### Data records:
########
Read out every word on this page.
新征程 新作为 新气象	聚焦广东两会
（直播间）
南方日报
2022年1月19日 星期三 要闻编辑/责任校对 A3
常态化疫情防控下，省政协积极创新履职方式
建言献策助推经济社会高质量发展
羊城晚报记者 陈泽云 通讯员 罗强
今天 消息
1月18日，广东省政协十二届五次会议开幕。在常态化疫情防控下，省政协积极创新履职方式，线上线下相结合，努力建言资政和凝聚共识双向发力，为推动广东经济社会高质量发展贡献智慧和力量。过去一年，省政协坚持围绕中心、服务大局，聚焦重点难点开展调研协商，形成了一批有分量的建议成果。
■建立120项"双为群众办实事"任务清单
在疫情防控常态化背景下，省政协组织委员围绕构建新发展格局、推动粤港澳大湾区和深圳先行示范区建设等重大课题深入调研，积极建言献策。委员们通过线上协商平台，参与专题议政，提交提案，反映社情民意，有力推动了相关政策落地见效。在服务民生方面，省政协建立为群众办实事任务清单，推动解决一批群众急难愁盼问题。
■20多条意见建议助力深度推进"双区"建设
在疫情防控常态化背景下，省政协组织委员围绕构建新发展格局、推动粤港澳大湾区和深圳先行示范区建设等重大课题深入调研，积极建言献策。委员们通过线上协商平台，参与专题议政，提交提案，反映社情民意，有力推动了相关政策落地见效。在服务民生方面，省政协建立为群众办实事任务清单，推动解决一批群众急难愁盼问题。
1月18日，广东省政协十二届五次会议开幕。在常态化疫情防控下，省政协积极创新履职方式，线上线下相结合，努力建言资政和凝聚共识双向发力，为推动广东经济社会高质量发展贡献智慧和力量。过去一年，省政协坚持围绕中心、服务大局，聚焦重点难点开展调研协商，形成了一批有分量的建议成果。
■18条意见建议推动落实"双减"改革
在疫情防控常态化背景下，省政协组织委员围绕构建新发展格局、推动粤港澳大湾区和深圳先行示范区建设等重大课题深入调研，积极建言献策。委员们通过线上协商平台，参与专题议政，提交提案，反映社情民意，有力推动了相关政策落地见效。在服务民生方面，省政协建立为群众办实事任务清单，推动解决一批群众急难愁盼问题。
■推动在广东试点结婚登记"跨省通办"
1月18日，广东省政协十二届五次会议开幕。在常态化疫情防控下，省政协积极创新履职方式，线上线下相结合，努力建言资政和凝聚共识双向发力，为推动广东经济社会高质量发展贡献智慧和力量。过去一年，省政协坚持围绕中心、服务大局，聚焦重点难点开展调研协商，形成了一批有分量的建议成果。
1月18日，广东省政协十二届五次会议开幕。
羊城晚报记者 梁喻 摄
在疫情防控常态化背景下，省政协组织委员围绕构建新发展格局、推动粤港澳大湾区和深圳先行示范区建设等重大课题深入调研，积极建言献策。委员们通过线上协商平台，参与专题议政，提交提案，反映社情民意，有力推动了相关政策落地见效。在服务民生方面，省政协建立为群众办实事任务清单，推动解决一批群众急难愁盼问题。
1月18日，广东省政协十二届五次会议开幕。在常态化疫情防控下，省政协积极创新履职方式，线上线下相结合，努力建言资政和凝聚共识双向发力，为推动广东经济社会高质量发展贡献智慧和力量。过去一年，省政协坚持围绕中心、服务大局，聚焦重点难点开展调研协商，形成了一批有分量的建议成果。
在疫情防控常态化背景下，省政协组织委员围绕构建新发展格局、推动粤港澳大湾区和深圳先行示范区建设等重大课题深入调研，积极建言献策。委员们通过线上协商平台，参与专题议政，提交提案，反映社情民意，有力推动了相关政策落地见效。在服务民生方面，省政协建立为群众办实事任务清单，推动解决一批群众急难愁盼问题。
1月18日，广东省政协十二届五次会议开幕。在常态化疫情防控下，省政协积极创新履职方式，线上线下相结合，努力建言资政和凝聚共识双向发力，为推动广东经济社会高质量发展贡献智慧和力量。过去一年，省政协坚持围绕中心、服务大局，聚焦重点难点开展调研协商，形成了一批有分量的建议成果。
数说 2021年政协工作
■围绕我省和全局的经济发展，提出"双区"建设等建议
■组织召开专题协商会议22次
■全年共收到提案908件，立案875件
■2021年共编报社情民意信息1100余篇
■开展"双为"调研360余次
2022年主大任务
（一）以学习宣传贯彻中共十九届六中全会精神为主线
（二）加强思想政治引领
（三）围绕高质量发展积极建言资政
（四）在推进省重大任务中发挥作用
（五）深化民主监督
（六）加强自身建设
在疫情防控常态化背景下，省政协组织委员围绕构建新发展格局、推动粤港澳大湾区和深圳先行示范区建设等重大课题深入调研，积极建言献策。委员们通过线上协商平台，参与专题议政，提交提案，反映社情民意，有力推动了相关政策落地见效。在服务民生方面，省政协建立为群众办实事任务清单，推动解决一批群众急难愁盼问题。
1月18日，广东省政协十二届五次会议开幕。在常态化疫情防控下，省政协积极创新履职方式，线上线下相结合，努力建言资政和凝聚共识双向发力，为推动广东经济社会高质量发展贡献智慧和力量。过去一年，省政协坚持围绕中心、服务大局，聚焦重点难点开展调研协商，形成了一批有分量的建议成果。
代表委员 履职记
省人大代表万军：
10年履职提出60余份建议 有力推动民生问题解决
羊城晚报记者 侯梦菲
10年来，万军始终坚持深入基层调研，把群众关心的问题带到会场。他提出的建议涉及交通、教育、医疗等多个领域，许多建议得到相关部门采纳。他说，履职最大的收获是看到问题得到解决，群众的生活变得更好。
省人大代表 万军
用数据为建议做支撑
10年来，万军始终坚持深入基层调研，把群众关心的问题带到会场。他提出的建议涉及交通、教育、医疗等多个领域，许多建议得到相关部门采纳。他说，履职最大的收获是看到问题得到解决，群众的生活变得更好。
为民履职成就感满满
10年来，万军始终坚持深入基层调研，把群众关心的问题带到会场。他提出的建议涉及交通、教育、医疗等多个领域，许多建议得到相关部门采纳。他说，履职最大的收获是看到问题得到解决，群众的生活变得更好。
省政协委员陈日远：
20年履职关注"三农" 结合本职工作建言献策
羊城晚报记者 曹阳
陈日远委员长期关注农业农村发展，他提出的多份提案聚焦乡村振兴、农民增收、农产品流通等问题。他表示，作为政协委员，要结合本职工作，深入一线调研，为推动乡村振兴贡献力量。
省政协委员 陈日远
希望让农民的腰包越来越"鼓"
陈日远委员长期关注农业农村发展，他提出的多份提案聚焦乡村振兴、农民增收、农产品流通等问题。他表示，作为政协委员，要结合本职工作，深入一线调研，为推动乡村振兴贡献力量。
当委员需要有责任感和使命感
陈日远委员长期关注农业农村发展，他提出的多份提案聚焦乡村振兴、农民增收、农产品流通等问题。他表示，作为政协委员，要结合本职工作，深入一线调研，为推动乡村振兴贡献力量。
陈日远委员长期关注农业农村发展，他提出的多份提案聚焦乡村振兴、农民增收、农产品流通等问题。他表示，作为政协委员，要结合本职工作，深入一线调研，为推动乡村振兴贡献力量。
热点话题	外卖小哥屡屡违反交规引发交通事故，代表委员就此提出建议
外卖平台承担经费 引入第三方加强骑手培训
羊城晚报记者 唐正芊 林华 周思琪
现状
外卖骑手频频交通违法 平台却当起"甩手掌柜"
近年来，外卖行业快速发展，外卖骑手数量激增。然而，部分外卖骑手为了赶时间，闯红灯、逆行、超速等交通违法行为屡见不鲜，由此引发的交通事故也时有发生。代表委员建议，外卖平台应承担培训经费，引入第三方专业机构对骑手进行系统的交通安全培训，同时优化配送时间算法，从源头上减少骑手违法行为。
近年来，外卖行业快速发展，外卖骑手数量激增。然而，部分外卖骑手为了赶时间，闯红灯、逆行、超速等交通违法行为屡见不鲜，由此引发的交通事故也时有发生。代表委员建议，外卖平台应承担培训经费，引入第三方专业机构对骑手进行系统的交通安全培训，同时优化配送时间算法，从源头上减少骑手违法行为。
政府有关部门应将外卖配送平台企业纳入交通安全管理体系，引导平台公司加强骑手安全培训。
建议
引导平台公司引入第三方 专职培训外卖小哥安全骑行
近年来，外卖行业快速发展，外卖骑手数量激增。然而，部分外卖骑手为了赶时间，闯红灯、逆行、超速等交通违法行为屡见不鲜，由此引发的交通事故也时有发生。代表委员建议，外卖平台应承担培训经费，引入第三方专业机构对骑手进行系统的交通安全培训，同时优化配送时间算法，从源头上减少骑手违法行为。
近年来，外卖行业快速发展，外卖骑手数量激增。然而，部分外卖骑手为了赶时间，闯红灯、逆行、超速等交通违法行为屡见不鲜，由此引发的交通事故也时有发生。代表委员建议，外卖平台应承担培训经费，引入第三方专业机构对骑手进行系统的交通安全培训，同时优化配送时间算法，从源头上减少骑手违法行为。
########
### Request:
Identify every line above with the string "羊城晚报记者" in it. Copy those lines.

### Solution to the exercise:
羊城晚报记者 陈泽云 通讯员 罗强
羊城晚报记者 梁喻 摄
羊城晚报记者 侯梦菲
羊城晚报记者 曹阳
羊城晚报记者 唐正芊 林华 周思琪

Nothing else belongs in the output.